Instructions to follow:
Transcribe all the records with complete accuracy.

Input material:

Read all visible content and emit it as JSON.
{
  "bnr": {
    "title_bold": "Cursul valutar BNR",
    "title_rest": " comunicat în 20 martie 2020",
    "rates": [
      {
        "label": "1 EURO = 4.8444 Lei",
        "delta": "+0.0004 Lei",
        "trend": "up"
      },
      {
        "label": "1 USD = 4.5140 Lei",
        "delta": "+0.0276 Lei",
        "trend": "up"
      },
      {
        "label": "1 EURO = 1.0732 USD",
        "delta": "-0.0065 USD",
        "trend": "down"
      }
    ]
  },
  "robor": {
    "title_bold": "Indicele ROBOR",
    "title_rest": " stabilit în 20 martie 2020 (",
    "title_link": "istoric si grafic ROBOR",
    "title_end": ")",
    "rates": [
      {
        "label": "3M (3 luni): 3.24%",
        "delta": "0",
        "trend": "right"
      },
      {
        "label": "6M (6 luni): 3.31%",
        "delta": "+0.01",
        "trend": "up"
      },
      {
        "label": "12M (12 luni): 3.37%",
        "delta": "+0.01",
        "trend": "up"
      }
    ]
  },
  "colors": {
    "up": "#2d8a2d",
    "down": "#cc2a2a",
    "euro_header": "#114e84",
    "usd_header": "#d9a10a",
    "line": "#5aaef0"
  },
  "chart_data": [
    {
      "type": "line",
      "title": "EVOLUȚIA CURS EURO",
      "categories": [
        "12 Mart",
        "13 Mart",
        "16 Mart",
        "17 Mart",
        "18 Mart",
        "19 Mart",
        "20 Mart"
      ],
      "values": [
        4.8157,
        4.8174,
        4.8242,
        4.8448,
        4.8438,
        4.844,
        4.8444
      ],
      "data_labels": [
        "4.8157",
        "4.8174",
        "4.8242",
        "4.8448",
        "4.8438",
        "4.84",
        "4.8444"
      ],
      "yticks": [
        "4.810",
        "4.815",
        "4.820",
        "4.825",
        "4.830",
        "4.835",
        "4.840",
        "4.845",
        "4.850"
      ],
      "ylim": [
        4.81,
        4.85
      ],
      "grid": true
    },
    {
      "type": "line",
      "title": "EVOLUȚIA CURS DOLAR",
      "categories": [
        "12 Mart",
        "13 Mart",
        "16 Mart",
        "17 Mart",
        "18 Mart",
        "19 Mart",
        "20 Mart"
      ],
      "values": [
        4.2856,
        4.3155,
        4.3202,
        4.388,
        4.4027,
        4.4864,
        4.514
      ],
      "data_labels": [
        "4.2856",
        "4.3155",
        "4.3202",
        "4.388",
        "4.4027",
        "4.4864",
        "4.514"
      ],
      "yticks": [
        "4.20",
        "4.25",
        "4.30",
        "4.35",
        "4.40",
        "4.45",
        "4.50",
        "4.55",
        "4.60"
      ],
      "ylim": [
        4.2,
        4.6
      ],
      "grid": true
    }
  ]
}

Exercise response:
Read all visible content and emit it as JSON.
{
  "bnr": {
    "title_bold": "Cursul valutar BNR",
    "title_rest": " comunicat în 20 martie 2020",
    "rates": [
      {
        "label": "1 EURO = 4.8444 Lei",
        "delta": "+0.0004 Lei",
        "trend": "up"
      },
      {
        "label": "1 USD = 4.5140 Lei",
        "delta": "+0.0276 Lei",
        "trend": "up"
      },
      {
        "label": "1 EURO = 1.0732 USD",
        "delta": "-0.0065 USD",
        "trend": "down"
      }
    ]
  },
  "robor": {
    "title_bold": "Indicele ROBOR",
    "title_rest": " stabilit în 20 martie 2020 (",
    "title_link": "istoric si grafic ROBOR",
    "title_end": ")",
    "rates": [
      {
        "label": "3M (3 luni): 3.24%",
        "delta": "0",
        "trend": "right"
      },
      {
        "label": "6M (6 luni): 3.31%",
        "delta": "+0.01",
        "trend": "up"
      },
      {
        "label": "12M (12 luni): 3.37%",
        "delta": "+0.01",
        "trend": "up"
      }
    ]
  },
  "colors": {
    "up": "#2d8a2d",
    "down": "#cc2a2a",
    "euro_header": "#114e84",
    "usd_header": "#d9a10a",
    "line": "#5aaef0"
  },
  "chart_data": [
    {
      "type": "line",
      "title": "EVOLUȚIA CURS EURO",
      "categories": [
        "12 Mart",
        "13 Mart",
        "16 Mart",
        "17 Mart",
        "18 Mart",
        "19 Mart",
        "20 Mart"
      ],
      "values": [
        4.8157,
        4.8174,
        4.8242,
        4.8448,
        4.8438,
        4.844,
        4.8444
      ],
      "data_labels": [
        "4.8157",
        "4.8174",
        "4.8242",
        "4.8448",
        "4.8438",
        "4.84",
        "4.8444"
      ],
      "yticks": [
        "4.810",
        "4.815",
        "4.820",
        "4.825",
        "4.830",
        "4.835",
        "4.840",
        "4.845",
        "4.850"
      ],
      "ylim": [
        4.81,
        4.85
      ],
      "grid": true
    },
    {
      "type": "line",
      "title": "EVOLUȚIA CURS DOLAR",
      "categories": [
        "12 Mart",
        "13 Mart",
        "16 Mart",
        "17 Mart",
        "18 Mart",
        "19 Mart",
        "20 Mart"
      ],
      "values": [
        4.2856,
        4.3155,
        4.3202,
        4.388,
        4.4027,
        4.4864,
        4.514
      ],
      "data_labels": [
        "4.2856",
        "4.3155",
        "4.3202",
        "4.388",
        "4.4027",
        "4.4864",
        "4.514"
      ],
      "yticks": [
        "4.20",
        "4.25",
        "4.30",
        "4.35",
        "4.40",
        "4.45",
        "4.50",
        "4.55",
        "4.60"
      ],
      "ylim": [
        4.2,
        4.6
      ],
      "grid": true
    }
  ]
}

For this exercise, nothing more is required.